[DATA IN THIS EXERCISE start]

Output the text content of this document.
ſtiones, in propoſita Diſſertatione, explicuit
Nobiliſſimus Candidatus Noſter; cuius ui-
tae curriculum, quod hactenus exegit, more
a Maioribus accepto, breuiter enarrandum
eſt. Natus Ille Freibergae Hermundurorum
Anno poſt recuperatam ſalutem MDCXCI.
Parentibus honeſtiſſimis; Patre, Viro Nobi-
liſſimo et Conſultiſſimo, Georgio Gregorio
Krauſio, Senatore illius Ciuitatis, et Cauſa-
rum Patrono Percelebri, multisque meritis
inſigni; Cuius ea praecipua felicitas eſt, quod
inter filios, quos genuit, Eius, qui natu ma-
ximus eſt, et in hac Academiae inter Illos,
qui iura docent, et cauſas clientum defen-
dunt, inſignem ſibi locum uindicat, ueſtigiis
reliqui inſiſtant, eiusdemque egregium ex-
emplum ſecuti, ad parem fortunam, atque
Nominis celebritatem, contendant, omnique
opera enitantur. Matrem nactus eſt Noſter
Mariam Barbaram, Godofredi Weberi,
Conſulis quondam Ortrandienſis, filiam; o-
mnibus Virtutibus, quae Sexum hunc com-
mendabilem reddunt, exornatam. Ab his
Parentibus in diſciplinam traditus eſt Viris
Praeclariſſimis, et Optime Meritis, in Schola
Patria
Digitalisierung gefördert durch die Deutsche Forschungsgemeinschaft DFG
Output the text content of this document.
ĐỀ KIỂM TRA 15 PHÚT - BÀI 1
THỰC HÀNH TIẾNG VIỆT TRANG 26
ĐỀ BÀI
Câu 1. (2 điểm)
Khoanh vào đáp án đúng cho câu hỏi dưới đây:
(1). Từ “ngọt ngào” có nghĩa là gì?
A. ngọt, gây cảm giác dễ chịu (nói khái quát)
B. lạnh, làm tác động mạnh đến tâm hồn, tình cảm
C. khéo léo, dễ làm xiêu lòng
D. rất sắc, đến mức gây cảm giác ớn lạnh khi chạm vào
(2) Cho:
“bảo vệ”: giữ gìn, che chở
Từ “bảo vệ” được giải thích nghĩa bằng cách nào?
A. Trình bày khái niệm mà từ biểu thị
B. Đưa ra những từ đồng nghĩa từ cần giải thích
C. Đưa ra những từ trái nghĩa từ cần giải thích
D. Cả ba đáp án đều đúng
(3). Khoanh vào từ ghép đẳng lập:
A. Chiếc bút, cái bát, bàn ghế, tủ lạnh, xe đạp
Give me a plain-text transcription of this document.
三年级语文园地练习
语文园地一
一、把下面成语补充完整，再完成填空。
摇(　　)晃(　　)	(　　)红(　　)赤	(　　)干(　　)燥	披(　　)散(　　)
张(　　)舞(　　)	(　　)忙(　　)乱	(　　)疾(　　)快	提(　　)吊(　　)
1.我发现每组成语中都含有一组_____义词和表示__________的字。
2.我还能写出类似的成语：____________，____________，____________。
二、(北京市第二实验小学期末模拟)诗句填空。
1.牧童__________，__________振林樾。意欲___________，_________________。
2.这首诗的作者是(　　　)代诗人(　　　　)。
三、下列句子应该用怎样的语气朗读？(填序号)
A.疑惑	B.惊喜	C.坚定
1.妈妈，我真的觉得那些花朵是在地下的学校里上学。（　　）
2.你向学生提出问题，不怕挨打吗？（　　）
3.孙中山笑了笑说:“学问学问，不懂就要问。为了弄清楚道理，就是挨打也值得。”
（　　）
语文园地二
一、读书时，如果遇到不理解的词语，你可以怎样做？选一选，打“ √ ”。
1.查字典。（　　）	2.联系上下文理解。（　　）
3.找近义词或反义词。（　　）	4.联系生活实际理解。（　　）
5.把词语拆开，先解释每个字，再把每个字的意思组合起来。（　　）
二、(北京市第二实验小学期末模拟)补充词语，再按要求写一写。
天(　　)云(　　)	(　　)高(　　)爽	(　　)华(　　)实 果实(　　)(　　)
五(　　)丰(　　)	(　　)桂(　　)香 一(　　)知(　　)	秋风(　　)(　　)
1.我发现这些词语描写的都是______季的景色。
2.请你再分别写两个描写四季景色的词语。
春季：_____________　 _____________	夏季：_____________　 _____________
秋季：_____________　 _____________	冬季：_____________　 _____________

[DATA IN THIS EXERCISE end]

• **OBJECTIVE**
Look over the listing above. Pick out and copy every line that includes "đúng".

• **FINISHED EXERCISE**
Khoanh vào đáp án đúng cho câu hỏi dưới đây:
D. Cả ba đáp án đều đúng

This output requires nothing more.